▸ Selected extract:
Skip to main content

Dagster & Chroma

The dagster-chroma library allows you to easily interact with Chroma's vector database capabilities to build AI-powered data pipelines in Dagster. You can perform vector similarity searches, manage schemas, and handle data operations directly from your Dagster assets.

Installation

pip install dagster dagster-chroma

Examples

import os
import dagster as dg
from dagster_chroma import ChromaResource, LocalConfig, HttpConfig

@dg.asset
def my_table(chroma: ChromaResource):
with chroma.get_client() as chroma_client:
collection = chroma_client.create_collection("fruits")

collection.add(
documents=[
"This is a document about oranges",
"This is a document about pineapples",
"This is a document about strawberries",
"This is a document about cucumbers"],
ids=["oranges", "pineapples", "strawberries", "cucumbers"],
)

results = collection.query(
query_texts=["hawaii"],
n_results=1,
)

defs = dg.Definitions(
assets=[my_table],
resources={
"chroma": ChromaResource(
connection_config=
LocalConfig(persistence_path="./chroma") if os.getenv("DEV") else
HttpConfig(host="192.168.0.10", port=8000)
),
}
)

About Chroma

Chroma is the open-source AI application database. Chroma makes it easy to build LLM apps by making knowledge, facts, and skills pluggable for LLMs. It provides a simple API for storing and querying embeddings, documents, and metadata. Chroma can be used to build semantic search, question answering, and other AI-powered applications. The database can run embedded in your application or as a separate service.

▸ What is needed: Copy the passage of the Dagster & Chroma page verbatim, from "Chroma is the" up to and including "a separate service.".

▸ Dataset excerpts:
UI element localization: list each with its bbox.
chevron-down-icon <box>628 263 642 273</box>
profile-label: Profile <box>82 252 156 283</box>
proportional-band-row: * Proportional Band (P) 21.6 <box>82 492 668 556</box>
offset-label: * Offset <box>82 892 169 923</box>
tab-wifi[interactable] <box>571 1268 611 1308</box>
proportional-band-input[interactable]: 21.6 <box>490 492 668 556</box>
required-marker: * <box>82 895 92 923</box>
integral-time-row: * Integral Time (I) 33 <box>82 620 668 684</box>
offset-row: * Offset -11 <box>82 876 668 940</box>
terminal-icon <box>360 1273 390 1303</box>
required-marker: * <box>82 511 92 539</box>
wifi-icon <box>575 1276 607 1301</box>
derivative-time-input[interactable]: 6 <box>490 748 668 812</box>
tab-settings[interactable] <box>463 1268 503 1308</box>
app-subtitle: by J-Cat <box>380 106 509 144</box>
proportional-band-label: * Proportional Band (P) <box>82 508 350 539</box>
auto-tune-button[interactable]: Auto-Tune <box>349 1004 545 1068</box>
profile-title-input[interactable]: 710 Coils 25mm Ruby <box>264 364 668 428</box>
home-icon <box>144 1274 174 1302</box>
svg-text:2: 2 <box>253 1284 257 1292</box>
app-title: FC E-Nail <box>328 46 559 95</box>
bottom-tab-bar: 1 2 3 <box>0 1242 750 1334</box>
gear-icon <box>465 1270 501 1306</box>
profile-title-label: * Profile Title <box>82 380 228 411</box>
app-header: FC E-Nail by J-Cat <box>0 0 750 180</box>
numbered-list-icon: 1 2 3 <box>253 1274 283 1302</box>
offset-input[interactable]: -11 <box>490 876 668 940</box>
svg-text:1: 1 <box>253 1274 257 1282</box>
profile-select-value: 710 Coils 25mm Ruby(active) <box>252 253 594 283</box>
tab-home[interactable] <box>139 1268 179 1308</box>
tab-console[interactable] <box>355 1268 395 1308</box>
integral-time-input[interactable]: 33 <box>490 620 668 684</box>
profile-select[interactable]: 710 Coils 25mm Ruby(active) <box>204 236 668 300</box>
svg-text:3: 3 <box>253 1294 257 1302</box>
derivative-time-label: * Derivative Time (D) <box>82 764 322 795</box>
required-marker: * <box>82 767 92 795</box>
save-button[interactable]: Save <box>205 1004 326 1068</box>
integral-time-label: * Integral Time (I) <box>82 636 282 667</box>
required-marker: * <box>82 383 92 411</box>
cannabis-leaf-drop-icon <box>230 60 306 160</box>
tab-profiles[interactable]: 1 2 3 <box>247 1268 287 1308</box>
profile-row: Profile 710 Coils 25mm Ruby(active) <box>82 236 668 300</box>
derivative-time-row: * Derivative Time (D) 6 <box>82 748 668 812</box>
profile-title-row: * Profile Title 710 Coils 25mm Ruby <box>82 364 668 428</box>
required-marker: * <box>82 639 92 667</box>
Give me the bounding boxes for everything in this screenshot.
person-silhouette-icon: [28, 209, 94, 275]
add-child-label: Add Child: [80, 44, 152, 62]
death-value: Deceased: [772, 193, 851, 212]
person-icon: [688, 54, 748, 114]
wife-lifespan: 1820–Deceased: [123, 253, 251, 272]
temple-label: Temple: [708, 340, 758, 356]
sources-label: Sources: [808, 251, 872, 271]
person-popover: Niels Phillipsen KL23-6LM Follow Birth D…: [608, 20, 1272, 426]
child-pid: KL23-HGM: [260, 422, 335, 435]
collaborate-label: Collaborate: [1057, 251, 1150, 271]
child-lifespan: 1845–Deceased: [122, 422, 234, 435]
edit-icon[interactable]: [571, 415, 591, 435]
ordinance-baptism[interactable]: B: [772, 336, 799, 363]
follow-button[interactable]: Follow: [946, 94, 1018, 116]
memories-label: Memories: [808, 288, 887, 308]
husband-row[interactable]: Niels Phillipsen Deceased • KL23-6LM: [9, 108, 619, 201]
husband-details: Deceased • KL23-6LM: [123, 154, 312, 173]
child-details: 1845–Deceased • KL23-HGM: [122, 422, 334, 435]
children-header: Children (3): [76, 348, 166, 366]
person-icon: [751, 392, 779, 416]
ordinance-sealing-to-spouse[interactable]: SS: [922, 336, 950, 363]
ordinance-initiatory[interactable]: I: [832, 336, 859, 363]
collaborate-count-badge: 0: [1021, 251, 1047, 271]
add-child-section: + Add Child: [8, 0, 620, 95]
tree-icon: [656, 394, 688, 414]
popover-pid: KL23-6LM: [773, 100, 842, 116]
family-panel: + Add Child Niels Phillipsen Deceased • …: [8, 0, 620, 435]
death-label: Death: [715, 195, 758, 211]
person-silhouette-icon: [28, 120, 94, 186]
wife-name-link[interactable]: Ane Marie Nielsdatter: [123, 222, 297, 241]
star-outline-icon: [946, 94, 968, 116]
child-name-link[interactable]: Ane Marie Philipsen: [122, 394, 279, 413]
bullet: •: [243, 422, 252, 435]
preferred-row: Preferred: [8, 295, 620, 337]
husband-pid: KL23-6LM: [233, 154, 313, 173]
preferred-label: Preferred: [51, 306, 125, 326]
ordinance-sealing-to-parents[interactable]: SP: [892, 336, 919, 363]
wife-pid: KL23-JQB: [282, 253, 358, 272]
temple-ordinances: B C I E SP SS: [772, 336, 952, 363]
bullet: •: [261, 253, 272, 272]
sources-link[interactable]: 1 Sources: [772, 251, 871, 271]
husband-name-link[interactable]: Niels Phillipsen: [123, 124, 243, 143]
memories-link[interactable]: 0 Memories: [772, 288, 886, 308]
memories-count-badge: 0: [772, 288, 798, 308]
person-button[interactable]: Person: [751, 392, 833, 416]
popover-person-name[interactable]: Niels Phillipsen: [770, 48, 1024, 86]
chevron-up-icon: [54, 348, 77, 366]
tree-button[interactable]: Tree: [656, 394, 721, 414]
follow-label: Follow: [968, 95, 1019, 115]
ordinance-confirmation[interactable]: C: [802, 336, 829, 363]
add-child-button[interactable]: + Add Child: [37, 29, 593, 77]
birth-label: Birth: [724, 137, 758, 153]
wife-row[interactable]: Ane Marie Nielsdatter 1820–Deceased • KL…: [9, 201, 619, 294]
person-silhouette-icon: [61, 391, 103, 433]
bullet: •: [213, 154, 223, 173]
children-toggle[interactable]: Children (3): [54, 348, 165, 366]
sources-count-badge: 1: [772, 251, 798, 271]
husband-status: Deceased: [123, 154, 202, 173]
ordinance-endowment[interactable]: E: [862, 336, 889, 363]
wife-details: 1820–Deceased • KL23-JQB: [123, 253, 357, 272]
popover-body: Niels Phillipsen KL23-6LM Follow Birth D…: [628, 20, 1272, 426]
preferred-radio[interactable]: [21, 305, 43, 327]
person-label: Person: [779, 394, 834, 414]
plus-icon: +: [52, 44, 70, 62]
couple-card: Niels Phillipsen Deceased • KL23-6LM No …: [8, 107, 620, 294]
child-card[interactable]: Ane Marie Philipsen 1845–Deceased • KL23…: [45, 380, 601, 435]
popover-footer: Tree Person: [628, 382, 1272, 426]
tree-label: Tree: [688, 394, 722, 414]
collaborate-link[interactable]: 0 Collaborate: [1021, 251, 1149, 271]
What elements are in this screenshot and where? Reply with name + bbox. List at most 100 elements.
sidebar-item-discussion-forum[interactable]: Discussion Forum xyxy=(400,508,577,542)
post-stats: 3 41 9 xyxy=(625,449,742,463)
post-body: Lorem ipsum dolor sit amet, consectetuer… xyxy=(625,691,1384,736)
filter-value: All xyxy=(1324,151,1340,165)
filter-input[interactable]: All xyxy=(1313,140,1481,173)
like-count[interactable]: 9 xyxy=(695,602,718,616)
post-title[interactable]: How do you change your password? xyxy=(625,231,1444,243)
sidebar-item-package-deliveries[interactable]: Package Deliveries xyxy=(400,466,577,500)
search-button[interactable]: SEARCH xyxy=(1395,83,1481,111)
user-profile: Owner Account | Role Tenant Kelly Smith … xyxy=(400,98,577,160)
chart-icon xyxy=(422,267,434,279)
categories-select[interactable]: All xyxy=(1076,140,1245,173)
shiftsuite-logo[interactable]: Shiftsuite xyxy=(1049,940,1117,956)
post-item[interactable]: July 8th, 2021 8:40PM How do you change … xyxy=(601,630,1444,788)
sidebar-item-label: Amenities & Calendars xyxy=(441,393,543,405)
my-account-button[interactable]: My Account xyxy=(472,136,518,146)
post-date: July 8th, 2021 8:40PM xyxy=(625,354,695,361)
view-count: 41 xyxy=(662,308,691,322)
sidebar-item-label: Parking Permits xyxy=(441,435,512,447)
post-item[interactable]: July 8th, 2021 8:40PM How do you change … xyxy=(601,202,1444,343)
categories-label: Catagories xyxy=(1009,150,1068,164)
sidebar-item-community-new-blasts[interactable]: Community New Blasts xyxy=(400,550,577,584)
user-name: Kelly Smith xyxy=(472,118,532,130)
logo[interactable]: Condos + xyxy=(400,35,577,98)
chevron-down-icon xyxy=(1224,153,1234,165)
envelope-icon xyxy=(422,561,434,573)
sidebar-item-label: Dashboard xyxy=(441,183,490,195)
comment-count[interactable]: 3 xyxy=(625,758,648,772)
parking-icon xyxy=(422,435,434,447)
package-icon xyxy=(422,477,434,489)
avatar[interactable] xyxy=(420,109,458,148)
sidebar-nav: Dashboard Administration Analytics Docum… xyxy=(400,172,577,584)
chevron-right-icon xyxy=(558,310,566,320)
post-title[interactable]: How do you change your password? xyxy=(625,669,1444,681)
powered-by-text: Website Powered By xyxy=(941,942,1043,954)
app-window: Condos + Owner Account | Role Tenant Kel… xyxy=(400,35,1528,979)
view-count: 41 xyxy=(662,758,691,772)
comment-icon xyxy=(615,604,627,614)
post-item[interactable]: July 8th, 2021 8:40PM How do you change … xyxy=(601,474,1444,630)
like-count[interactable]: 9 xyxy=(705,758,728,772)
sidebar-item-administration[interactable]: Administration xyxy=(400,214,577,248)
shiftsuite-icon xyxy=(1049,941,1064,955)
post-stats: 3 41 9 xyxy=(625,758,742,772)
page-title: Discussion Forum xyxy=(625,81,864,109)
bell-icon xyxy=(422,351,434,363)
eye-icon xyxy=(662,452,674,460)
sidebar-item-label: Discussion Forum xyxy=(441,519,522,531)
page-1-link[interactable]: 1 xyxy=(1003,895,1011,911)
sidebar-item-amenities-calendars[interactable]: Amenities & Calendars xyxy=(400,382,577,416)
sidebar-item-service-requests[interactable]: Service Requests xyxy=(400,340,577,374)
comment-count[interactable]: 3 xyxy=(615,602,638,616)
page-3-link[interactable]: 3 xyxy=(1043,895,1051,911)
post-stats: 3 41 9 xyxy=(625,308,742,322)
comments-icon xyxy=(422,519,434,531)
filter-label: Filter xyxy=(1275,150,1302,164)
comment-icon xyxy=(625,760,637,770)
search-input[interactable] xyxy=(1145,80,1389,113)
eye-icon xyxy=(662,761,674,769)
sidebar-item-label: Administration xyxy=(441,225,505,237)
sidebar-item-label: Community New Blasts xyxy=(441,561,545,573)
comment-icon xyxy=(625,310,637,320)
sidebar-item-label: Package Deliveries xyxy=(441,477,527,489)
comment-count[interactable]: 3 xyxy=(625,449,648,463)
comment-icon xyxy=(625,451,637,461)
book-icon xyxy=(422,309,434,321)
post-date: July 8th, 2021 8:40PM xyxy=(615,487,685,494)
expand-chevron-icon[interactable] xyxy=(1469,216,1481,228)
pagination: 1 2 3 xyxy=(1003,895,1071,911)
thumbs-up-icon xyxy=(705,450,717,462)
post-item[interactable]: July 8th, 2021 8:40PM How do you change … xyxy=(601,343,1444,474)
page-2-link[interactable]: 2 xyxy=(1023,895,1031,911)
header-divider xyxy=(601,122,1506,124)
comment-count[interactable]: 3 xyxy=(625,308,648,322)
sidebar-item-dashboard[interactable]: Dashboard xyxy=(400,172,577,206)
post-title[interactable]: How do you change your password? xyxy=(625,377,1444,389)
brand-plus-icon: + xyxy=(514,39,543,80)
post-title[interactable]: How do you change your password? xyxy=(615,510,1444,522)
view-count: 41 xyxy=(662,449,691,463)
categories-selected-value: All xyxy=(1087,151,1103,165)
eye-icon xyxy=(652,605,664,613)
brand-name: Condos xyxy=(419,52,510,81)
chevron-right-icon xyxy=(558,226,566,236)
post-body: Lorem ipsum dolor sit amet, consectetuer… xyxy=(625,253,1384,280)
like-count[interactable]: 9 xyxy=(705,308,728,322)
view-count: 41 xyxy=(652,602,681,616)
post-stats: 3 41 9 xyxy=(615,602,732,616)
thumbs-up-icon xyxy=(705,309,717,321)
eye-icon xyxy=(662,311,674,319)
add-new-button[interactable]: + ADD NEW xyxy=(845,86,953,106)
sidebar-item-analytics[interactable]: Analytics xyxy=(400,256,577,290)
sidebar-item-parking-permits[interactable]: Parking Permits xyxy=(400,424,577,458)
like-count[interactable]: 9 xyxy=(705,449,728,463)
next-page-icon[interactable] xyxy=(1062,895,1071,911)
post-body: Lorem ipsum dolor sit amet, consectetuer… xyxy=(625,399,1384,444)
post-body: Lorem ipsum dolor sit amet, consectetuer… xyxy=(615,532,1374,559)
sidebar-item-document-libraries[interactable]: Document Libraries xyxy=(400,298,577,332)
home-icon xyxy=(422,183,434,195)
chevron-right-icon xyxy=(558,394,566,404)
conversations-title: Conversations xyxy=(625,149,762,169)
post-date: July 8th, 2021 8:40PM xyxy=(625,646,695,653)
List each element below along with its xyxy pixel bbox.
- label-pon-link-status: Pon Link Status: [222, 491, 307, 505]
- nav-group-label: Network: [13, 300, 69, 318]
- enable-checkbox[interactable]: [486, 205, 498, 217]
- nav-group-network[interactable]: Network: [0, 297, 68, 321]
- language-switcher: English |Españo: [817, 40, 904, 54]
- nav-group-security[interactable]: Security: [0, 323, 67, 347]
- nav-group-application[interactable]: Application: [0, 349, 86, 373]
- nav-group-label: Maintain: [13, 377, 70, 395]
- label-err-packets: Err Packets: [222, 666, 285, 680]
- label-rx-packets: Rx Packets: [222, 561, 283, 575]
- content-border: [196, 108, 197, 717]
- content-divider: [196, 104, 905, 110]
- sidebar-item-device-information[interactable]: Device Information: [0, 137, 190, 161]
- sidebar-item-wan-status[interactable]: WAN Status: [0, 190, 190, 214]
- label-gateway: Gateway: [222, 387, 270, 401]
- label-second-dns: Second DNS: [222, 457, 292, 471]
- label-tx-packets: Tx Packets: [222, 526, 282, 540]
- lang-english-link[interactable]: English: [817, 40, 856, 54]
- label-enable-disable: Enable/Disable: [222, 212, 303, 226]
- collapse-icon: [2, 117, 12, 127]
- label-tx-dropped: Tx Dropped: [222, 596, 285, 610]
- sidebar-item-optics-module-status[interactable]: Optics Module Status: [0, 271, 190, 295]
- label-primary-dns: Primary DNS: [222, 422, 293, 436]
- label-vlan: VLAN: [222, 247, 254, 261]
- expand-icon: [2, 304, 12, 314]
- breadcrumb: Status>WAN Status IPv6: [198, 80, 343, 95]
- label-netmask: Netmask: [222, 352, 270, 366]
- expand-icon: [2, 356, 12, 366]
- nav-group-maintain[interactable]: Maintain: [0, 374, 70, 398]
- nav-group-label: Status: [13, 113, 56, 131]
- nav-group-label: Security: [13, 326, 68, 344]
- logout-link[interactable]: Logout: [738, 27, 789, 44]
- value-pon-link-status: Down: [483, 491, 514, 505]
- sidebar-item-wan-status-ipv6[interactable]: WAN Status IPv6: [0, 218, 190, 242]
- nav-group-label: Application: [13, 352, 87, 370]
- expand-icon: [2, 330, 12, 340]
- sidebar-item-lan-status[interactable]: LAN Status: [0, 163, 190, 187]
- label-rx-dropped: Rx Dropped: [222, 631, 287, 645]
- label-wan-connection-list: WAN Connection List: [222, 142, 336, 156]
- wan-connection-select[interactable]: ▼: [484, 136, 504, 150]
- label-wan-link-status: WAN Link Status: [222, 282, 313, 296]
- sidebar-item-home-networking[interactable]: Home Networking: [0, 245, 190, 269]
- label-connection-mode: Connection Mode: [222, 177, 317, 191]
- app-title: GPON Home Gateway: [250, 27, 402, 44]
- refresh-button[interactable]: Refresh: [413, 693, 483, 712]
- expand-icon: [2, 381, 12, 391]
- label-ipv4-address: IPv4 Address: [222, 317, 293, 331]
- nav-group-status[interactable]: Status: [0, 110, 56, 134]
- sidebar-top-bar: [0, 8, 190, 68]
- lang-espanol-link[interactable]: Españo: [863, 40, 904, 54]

▸ Answer space:
Chroma is the open-source AI application database. Chroma makes it easy to build LLM apps by making knowledge, facts, and skills pluggable for LLMs. It provides a simple API for storing and querying embeddings, documents, and metadata. Chroma can be used to build semantic search, question answering, and other AI-powered applications. The database can run embedded in your application or as a separate service.